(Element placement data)
========================
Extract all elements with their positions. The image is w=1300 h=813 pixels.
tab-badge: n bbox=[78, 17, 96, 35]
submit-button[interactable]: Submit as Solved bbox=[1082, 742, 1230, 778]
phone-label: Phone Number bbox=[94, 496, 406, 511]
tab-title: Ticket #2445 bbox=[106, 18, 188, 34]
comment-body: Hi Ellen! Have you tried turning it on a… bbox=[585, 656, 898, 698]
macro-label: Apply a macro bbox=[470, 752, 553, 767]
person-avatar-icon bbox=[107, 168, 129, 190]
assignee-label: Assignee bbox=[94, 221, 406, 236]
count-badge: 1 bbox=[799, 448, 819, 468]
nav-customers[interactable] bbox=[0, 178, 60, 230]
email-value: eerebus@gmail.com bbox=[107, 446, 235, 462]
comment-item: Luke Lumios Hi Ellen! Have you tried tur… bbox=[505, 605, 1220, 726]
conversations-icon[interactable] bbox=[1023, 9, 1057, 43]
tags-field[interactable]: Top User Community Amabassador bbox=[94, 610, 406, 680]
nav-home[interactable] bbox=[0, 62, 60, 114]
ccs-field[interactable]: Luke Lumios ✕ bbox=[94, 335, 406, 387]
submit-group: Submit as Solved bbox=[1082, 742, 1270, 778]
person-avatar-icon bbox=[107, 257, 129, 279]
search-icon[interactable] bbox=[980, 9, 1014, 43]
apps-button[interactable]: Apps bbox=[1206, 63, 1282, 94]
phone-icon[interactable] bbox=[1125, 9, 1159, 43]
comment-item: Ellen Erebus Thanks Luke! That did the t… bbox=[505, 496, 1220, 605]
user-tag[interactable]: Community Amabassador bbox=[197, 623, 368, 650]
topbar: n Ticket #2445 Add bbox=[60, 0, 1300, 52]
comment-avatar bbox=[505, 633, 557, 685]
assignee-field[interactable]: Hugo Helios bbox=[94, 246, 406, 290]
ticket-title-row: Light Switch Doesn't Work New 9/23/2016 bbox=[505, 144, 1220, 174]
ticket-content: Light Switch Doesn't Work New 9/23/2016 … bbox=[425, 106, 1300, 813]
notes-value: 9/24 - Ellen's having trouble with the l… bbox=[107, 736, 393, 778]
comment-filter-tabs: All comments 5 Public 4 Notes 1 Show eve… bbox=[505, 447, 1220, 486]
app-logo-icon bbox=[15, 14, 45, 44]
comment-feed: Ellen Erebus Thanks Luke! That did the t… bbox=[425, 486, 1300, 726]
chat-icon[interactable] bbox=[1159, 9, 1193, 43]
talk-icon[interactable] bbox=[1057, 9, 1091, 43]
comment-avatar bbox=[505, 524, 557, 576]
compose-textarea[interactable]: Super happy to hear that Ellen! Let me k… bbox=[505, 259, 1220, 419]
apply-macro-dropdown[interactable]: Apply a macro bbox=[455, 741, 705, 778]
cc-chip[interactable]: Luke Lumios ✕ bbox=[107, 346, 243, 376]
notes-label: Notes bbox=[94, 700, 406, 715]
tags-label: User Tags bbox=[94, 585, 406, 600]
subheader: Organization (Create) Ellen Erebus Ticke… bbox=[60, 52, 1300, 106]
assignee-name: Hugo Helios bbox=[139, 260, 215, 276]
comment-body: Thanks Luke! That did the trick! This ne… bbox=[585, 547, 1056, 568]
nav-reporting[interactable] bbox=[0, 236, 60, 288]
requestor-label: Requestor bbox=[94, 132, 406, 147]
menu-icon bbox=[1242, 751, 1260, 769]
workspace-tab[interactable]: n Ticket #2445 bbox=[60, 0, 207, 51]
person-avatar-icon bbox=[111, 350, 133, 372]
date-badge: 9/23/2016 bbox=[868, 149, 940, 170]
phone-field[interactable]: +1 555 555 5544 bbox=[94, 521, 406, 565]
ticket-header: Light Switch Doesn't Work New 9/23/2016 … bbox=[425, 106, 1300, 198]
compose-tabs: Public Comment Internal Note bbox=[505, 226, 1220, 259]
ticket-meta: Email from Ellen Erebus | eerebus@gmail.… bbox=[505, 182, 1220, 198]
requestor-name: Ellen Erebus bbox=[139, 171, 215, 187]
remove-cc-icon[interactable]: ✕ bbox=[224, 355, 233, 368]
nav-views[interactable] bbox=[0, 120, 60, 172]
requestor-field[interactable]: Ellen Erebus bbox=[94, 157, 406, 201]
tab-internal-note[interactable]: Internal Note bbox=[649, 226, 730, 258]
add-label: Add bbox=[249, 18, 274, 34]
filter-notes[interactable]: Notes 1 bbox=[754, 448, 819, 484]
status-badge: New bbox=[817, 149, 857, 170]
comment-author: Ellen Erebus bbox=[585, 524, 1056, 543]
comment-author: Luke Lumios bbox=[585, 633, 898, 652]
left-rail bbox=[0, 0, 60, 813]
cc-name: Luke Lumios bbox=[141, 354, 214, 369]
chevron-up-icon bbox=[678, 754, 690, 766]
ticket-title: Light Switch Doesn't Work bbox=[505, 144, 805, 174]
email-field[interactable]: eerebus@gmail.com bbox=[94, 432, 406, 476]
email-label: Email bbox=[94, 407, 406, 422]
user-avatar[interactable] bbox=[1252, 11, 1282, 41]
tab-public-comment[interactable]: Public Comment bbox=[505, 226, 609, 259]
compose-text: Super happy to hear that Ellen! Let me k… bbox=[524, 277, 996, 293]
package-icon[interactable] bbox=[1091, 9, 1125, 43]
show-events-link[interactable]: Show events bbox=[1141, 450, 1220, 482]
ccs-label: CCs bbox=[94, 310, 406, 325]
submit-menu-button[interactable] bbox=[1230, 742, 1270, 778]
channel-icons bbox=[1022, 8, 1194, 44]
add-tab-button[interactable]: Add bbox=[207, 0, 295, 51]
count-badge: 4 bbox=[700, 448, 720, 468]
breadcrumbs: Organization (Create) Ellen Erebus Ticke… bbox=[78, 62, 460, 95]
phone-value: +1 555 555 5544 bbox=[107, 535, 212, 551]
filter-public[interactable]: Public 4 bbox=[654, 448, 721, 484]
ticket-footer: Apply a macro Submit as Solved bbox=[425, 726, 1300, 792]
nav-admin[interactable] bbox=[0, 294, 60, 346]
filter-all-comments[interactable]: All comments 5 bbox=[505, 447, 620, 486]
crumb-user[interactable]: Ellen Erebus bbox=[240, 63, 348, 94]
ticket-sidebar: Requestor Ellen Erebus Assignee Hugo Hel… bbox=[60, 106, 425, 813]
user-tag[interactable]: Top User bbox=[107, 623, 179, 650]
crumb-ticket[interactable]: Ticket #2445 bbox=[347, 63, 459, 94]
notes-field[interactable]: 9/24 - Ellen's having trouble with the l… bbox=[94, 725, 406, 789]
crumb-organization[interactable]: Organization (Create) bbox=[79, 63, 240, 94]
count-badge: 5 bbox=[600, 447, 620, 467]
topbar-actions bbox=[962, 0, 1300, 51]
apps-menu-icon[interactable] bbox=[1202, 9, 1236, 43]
========================
DIRECTIONS FOR THIS TASK: Reproduce every item above word for word, from the first line to the last.

SOLUTION TO THIS EXERCISE:
Extract all elements with their positions. The image is w=1300 h=813 pixels.
tab-badge: n bbox=[78, 17, 96, 35]
submit-button[interactable]: Submit as Solved bbox=[1082, 742, 1230, 778]
phone-label: Phone Number bbox=[94, 496, 406, 511]
tab-title: Ticket #2445 bbox=[106, 18, 188, 34]
comment-body: Hi Ellen! Have you tried turning it on a… bbox=[585, 656, 898, 698]
macro-label: Apply a macro bbox=[470, 752, 553, 767]
person-avatar-icon bbox=[107, 168, 129, 190]
assignee-label: Assignee bbox=[94, 221, 406, 236]
count-badge: 1 bbox=[799, 448, 819, 468]
nav-customers[interactable] bbox=[0, 178, 60, 230]
email-value: eerebus@gmail.com bbox=[107, 446, 235, 462]
comment-item: Luke Lumios Hi Ellen! Have you tried tur… bbox=[505, 605, 1220, 726]
conversations-icon[interactable] bbox=[1023, 9, 1057, 43]
tags-field[interactable]: Top User Community Amabassador bbox=[94, 610, 406, 680]
nav-home[interactable] bbox=[0, 62, 60, 114]
ccs-field[interactable]: Luke Lumios ✕ bbox=[94, 335, 406, 387]
submit-group: Submit as Solved bbox=[1082, 742, 1270, 778]
person-avatar-icon bbox=[107, 257, 129, 279]
search-icon[interactable] bbox=[980, 9, 1014, 43]
apps-button[interactable]: Apps bbox=[1206, 63, 1282, 94]
phone-icon[interactable] bbox=[1125, 9, 1159, 43]
comment-item: Ellen Erebus Thanks Luke! That did the t… bbox=[505, 496, 1220, 605]
user-tag[interactable]: Community Amabassador bbox=[197, 623, 368, 650]
topbar: n Ticket #2445 Add bbox=[60, 0, 1300, 52]
comment-avatar bbox=[505, 633, 557, 685]
assignee-field[interactable]: Hugo Helios bbox=[94, 246, 406, 290]
ticket-title-row: Light Switch Doesn't Work New 9/23/2016 bbox=[505, 144, 1220, 174]
ticket-content: Light Switch Doesn't Work New 9/23/2016 … bbox=[425, 106, 1300, 813]
notes-value: 9/24 - Ellen's having trouble with the l… bbox=[107, 736, 393, 778]
comment-filter-tabs: All comments 5 Public 4 Notes 1 Show eve… bbox=[505, 447, 1220, 486]
app-logo-icon bbox=[15, 14, 45, 44]
comment-feed: Ellen Erebus Thanks Luke! That did the t… bbox=[425, 486, 1300, 726]
chat-icon[interactable] bbox=[1159, 9, 1193, 43]
talk-icon[interactable] bbox=[1057, 9, 1091, 43]
comment-avatar bbox=[505, 524, 557, 576]
compose-textarea[interactable]: Super happy to hear that Ellen! Let me k… bbox=[505, 259, 1220, 419]
apply-macro-dropdown[interactable]: Apply a macro bbox=[455, 741, 705, 778]
cc-chip[interactable]: Luke Lumios ✕ bbox=[107, 346, 243, 376]
notes-label: Notes bbox=[94, 700, 406, 715]
tags-label: User Tags bbox=[94, 585, 406, 600]
subheader: Organization (Create) Ellen Erebus Ticke… bbox=[60, 52, 1300, 106]
assignee-name: Hugo Helios bbox=[139, 260, 215, 276]
comment-body: Thanks Luke! That did the trick! This ne… bbox=[585, 547, 1056, 568]
nav-reporting[interactable] bbox=[0, 236, 60, 288]
requestor-label: Requestor bbox=[94, 132, 406, 147]
menu-icon bbox=[1242, 751, 1260, 769]
workspace-tab[interactable]: n Ticket #2445 bbox=[60, 0, 207, 51]
person-avatar-icon bbox=[111, 350, 133, 372]
date-badge: 9/23/2016 bbox=[868, 149, 940, 170]
phone-field[interactable]: +1 555 555 5544 bbox=[94, 521, 406, 565]
ticket-header: Light Switch Doesn't Work New 9/23/2016 … bbox=[425, 106, 1300, 198]
compose-tabs: Public Comment Internal Note bbox=[505, 226, 1220, 259]
ticket-meta: Email from Ellen Erebus | eerebus@gmail.… bbox=[505, 182, 1220, 198]
requestor-name: Ellen Erebus bbox=[139, 171, 215, 187]
remove-cc-icon[interactable]: ✕ bbox=[224, 355, 233, 368]
nav-views[interactable] bbox=[0, 120, 60, 172]
requestor-field[interactable]: Ellen Erebus bbox=[94, 157, 406, 201]
tab-internal-note[interactable]: Internal Note bbox=[649, 226, 730, 258]
add-label: Add bbox=[249, 18, 274, 34]
filter-notes[interactable]: Notes 1 bbox=[754, 448, 819, 484]
status-badge: New bbox=[817, 149, 857, 170]
comment-author: Ellen Erebus bbox=[585, 524, 1056, 543]
comment-author: Luke Lumios bbox=[585, 633, 898, 652]
left-rail bbox=[0, 0, 60, 813]
cc-name: Luke Lumios bbox=[141, 354, 214, 369]
chevron-up-icon bbox=[678, 754, 690, 766]
ticket-title: Light Switch Doesn't Work bbox=[505, 144, 805, 174]
email-field[interactable]: eerebus@gmail.com bbox=[94, 432, 406, 476]
email-label: Email bbox=[94, 407, 406, 422]
user-avatar[interactable] bbox=[1252, 11, 1282, 41]
tab-public-comment[interactable]: Public Comment bbox=[505, 226, 609, 259]
compose-text: Super happy to hear that Ellen! Let me k… bbox=[524, 277, 996, 293]
package-icon[interactable] bbox=[1091, 9, 1125, 43]
show-events-link[interactable]: Show events bbox=[1141, 450, 1220, 482]
ccs-label: CCs bbox=[94, 310, 406, 325]
submit-menu-button[interactable] bbox=[1230, 742, 1270, 778]
channel-icons bbox=[1022, 8, 1194, 44]
add-tab-button[interactable]: Add bbox=[207, 0, 295, 51]
count-badge: 4 bbox=[700, 448, 720, 468]
breadcrumbs: Organization (Create) Ellen Erebus Ticke… bbox=[78, 62, 460, 95]
phone-value: +1 555 555 5544 bbox=[107, 535, 212, 551]
filter-public[interactable]: Public 4 bbox=[654, 448, 721, 484]
ticket-footer: Apply a macro Submit as Solved bbox=[425, 726, 1300, 792]
nav-admin[interactable] bbox=[0, 294, 60, 346]
filter-all-comments[interactable]: All comments 5 bbox=[505, 447, 620, 486]
crumb-user[interactable]: Ellen Erebus bbox=[240, 63, 348, 94]
ticket-sidebar: Requestor Ellen Erebus Assignee Hugo Hel… bbox=[60, 106, 425, 813]
user-tag[interactable]: Top User bbox=[107, 623, 179, 650]
crumb-ticket[interactable]: Ticket #2445 bbox=[347, 63, 459, 94]
notes-field[interactable]: 9/24 - Ellen's having trouble with the l… bbox=[94, 725, 406, 789]
crumb-organization[interactable]: Organization (Create) bbox=[79, 63, 240, 94]
count-badge: 5 bbox=[600, 447, 620, 467]
topbar-actions bbox=[962, 0, 1300, 51]
apps-menu-icon[interactable] bbox=[1202, 9, 1236, 43]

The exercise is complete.